■ WRITTEN REQUEST ■
Quote the listing below in its entirety, omitting every image.

■ DATA ENTRIES ■
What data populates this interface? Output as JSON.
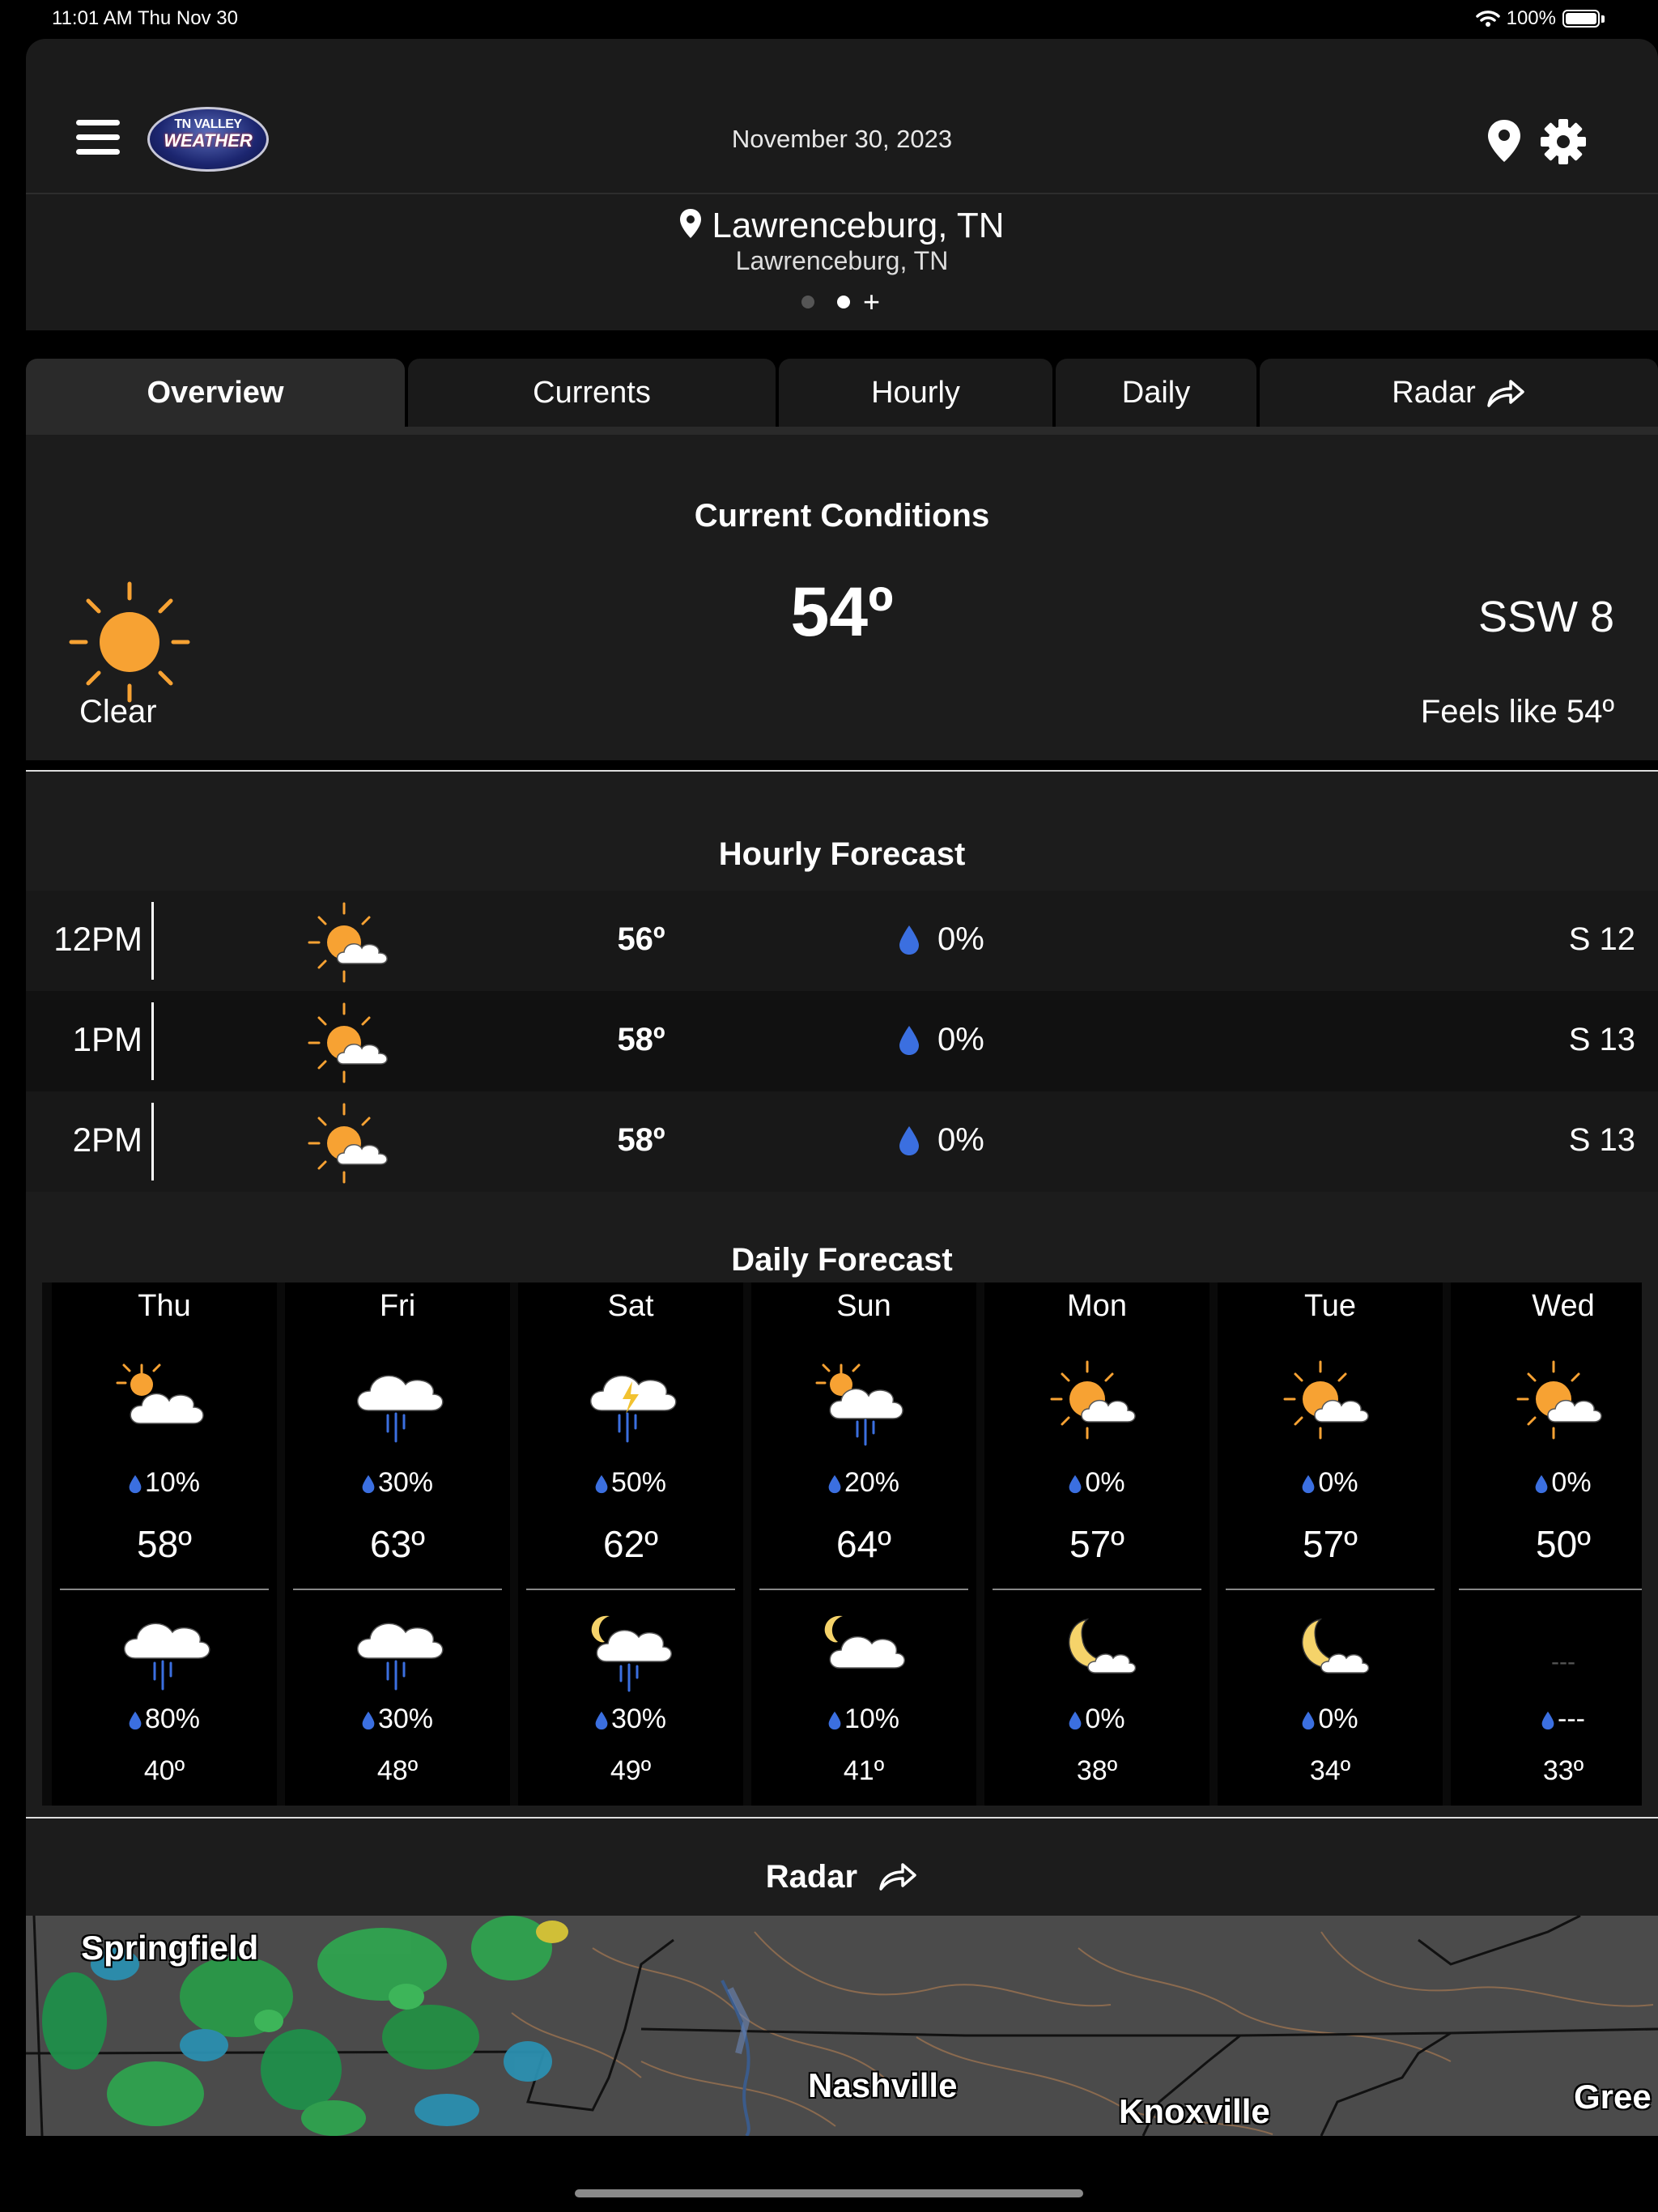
{
  "status_bar": {
    "time_date": "11:01 AM   Thu Nov 30",
    "battery": "100%"
  },
  "header": {
    "logo_line1": "TN VALLEY",
    "logo_line2": "WEATHER",
    "date": "November 30, 2023",
    "location_name": "Lawrenceburg, TN",
    "location_sub": "Lawrenceburg, TN",
    "add_location": "+"
  },
  "tabs": [
    {
      "label": "Overview"
    },
    {
      "label": "Currents"
    },
    {
      "label": "Hourly"
    },
    {
      "label": "Daily"
    },
    {
      "label": "Radar"
    }
  ],
  "current": {
    "title": "Current Conditions",
    "temp": "54º",
    "wind": "SSW 8",
    "condition": "Clear",
    "feels_like": "Feels like 54º",
    "icon": "sun-icon"
  },
  "hourly": {
    "title": "Hourly Forecast",
    "rows": [
      {
        "time": "12PM",
        "temp": "56º",
        "precip": "0%",
        "wind": "S 12",
        "icon": "partly-cloudy-icon"
      },
      {
        "time": "1PM",
        "temp": "58º",
        "precip": "0%",
        "wind": "S 13",
        "icon": "partly-cloudy-icon"
      },
      {
        "time": "2PM",
        "temp": "58º",
        "precip": "0%",
        "wind": "S 13",
        "icon": "partly-cloudy-icon"
      }
    ]
  },
  "daily": {
    "title": "Daily Forecast",
    "days": [
      {
        "name": "Thu",
        "day_icon": "mostly-cloudy-icon",
        "day_precip": "10%",
        "high": "58º",
        "night_icon": "rain-icon",
        "night_precip": "80%",
        "low": "40º"
      },
      {
        "name": "Fri",
        "day_icon": "rain-icon",
        "day_precip": "30%",
        "high": "63º",
        "night_icon": "rain-icon",
        "night_precip": "30%",
        "low": "48º"
      },
      {
        "name": "Sat",
        "day_icon": "thunderstorm-icon",
        "day_precip": "50%",
        "high": "62º",
        "night_icon": "night-rain-icon",
        "night_precip": "30%",
        "low": "49º"
      },
      {
        "name": "Sun",
        "day_icon": "sun-rain-icon",
        "day_precip": "20%",
        "high": "64º",
        "night_icon": "night-cloudy-icon",
        "night_precip": "10%",
        "low": "41º"
      },
      {
        "name": "Mon",
        "day_icon": "partly-cloudy-icon",
        "day_precip": "0%",
        "high": "57º",
        "night_icon": "moon-cloud-icon",
        "night_precip": "0%",
        "low": "38º"
      },
      {
        "name": "Tue",
        "day_icon": "partly-cloudy-icon",
        "day_precip": "0%",
        "high": "57º",
        "night_icon": "moon-cloud-icon",
        "night_precip": "0%",
        "low": "34º"
      },
      {
        "name": "Wed",
        "day_icon": "partly-cloudy-icon",
        "day_precip": "0%",
        "high": "50º",
        "night_icon": "---",
        "night_precip": "---",
        "low": "33º"
      }
    ]
  },
  "radar": {
    "title": "Radar",
    "cities": [
      "Springfield",
      "Nashville",
      "Knoxville",
      "Gree"
    ]
  },
  "colors": {
    "sun": "#f7a233",
    "drop": "#3b6fe0",
    "panel": "#1c1c1c",
    "header": "#1b1b1b",
    "rain_streak": "#3b6fe0"
  }
}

■ SOLUTION FOR THIS TASK ■
What data populates this interface? Output as JSON.
{
  "status_bar": {
    "time_date": "11:01 AM   Thu Nov 30",
    "battery": "100%"
  },
  "header": {
    "logo_line1": "TN VALLEY",
    "logo_line2": "WEATHER",
    "date": "November 30, 2023",
    "location_name": "Lawrenceburg, TN",
    "location_sub": "Lawrenceburg, TN",
    "add_location": "+"
  },
  "tabs": [
    {
      "label": "Overview"
    },
    {
      "label": "Currents"
    },
    {
      "label": "Hourly"
    },
    {
      "label": "Daily"
    },
    {
      "label": "Radar"
    }
  ],
  "current": {
    "title": "Current Conditions",
    "temp": "54º",
    "wind": "SSW 8",
    "condition": "Clear",
    "feels_like": "Feels like 54º",
    "icon": "sun-icon"
  },
  "hourly": {
    "title": "Hourly Forecast",
    "rows": [
      {
        "time": "12PM",
        "temp": "56º",
        "precip": "0%",
        "wind": "S 12",
        "icon": "partly-cloudy-icon"
      },
      {
        "time": "1PM",
        "temp": "58º",
        "precip": "0%",
        "wind": "S 13",
        "icon": "partly-cloudy-icon"
      },
      {
        "time": "2PM",
        "temp": "58º",
        "precip": "0%",
        "wind": "S 13",
        "icon": "partly-cloudy-icon"
      }
    ]
  },
  "daily": {
    "title": "Daily Forecast",
    "days": [
      {
        "name": "Thu",
        "day_icon": "mostly-cloudy-icon",
        "day_precip": "10%",
        "high": "58º",
        "night_icon": "rain-icon",
        "night_precip": "80%",
        "low": "40º"
      },
      {
        "name": "Fri",
        "day_icon": "rain-icon",
        "day_precip": "30%",
        "high": "63º",
        "night_icon": "rain-icon",
        "night_precip": "30%",
        "low": "48º"
      },
      {
        "name": "Sat",
        "day_icon": "thunderstorm-icon",
        "day_precip": "50%",
        "high": "62º",
        "night_icon": "night-rain-icon",
        "night_precip": "30%",
        "low": "49º"
      },
      {
        "name": "Sun",
        "day_icon": "sun-rain-icon",
        "day_precip": "20%",
        "high": "64º",
        "night_icon": "night-cloudy-icon",
        "night_precip": "10%",
        "low": "41º"
      },
      {
        "name": "Mon",
        "day_icon": "partly-cloudy-icon",
        "day_precip": "0%",
        "high": "57º",
        "night_icon": "moon-cloud-icon",
        "night_precip": "0%",
        "low": "38º"
      },
      {
        "name": "Tue",
        "day_icon": "partly-cloudy-icon",
        "day_precip": "0%",
        "high": "57º",
        "night_icon": "moon-cloud-icon",
        "night_precip": "0%",
        "low": "34º"
      },
      {
        "name": "Wed",
        "day_icon": "partly-cloudy-icon",
        "day_precip": "0%",
        "high": "50º",
        "night_icon": "---",
        "night_precip": "---",
        "low": "33º"
      }
    ]
  },
  "radar": {
    "title": "Radar",
    "cities": [
      "Springfield",
      "Nashville",
      "Knoxville",
      "Gree"
    ]
  },
  "colors": {
    "sun": "#f7a233",
    "drop": "#3b6fe0",
    "panel": "#1c1c1c",
    "header": "#1b1b1b",
    "rain_streak": "#3b6fe0"
  }
}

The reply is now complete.